▶ [DATA FOR THE TASK]:

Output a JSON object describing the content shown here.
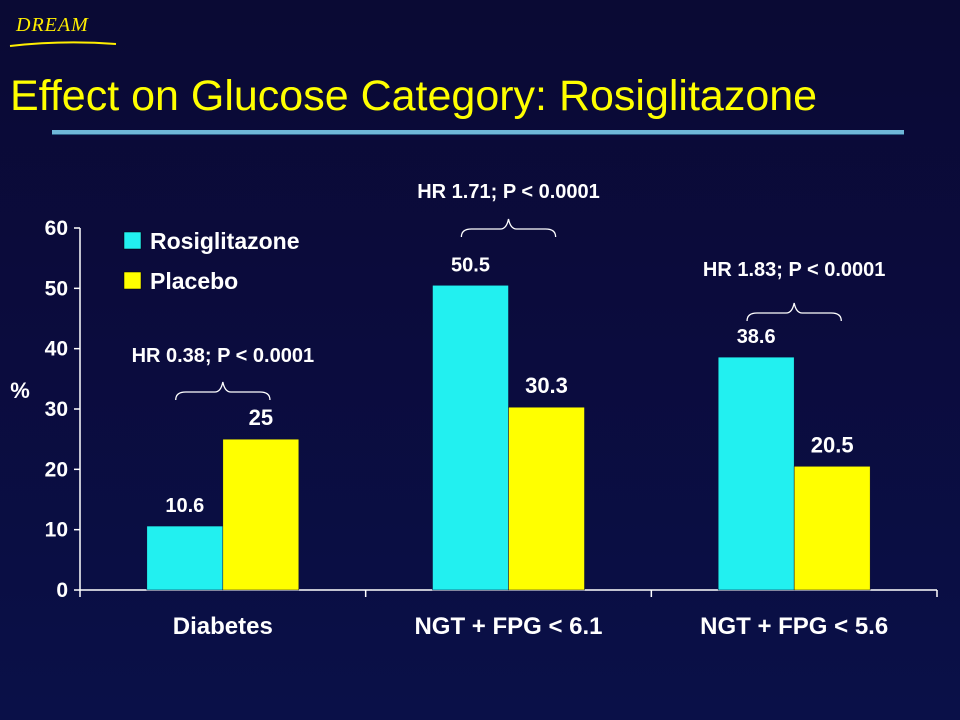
{
  "header": {
    "brand": "DREAM",
    "title": "Effect on Glucose Category: Rosiglitazone"
  },
  "colors": {
    "rosiglitazone": "#22f0f0",
    "placebo": "#ffff00",
    "title": "#ffff00",
    "background": "#0b0b3c"
  },
  "chart_data": {
    "type": "bar",
    "categories": [
      "Diabetes",
      "NGT + FPG < 6.1",
      "NGT + FPG < 5.6"
    ],
    "series": [
      {
        "name": "Rosiglitazone",
        "values": [
          10.6,
          50.5,
          38.6
        ]
      },
      {
        "name": "Placebo",
        "values": [
          25,
          30.3,
          20.5
        ]
      }
    ],
    "data_labels": [
      [
        "10.6",
        "50.5",
        "38.6"
      ],
      [
        "25",
        "30.3",
        "20.5"
      ]
    ],
    "ylabel": "%",
    "ylim": [
      0,
      60
    ],
    "yticks": [
      "0",
      "10",
      "20",
      "30",
      "40",
      "50",
      "60"
    ],
    "grid": false,
    "legend": "top-left",
    "annotations": [
      {
        "category": 0,
        "text": "HR 0.38; P < 0.0001"
      },
      {
        "category": 1,
        "text": "HR 1.71; P < 0.0001"
      },
      {
        "category": 2,
        "text": "HR 1.83; P < 0.0001"
      }
    ]
  }
}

▶ [EXERCISE AIM]:
Reproduce the entries above word for word. Pictures stay out.

▶ [EXERCISE RESULT]:
Output a JSON object describing the content shown here.
{
  "header": {
    "brand": "DREAM",
    "title": "Effect on Glucose Category: Rosiglitazone"
  },
  "colors": {
    "rosiglitazone": "#22f0f0",
    "placebo": "#ffff00",
    "title": "#ffff00",
    "background": "#0b0b3c"
  },
  "chart_data": {
    "type": "bar",
    "categories": [
      "Diabetes",
      "NGT + FPG < 6.1",
      "NGT + FPG < 5.6"
    ],
    "series": [
      {
        "name": "Rosiglitazone",
        "values": [
          10.6,
          50.5,
          38.6
        ]
      },
      {
        "name": "Placebo",
        "values": [
          25,
          30.3,
          20.5
        ]
      }
    ],
    "data_labels": [
      [
        "10.6",
        "50.5",
        "38.6"
      ],
      [
        "25",
        "30.3",
        "20.5"
      ]
    ],
    "ylabel": "%",
    "ylim": [
      0,
      60
    ],
    "yticks": [
      "0",
      "10",
      "20",
      "30",
      "40",
      "50",
      "60"
    ],
    "grid": false,
    "legend": "top-left",
    "annotations": [
      {
        "category": 0,
        "text": "HR 0.38; P < 0.0001"
      },
      {
        "category": 1,
        "text": "HR 1.71; P < 0.0001"
      },
      {
        "category": 2,
        "text": "HR 1.83; P < 0.0001"
      }
    ]
  }
}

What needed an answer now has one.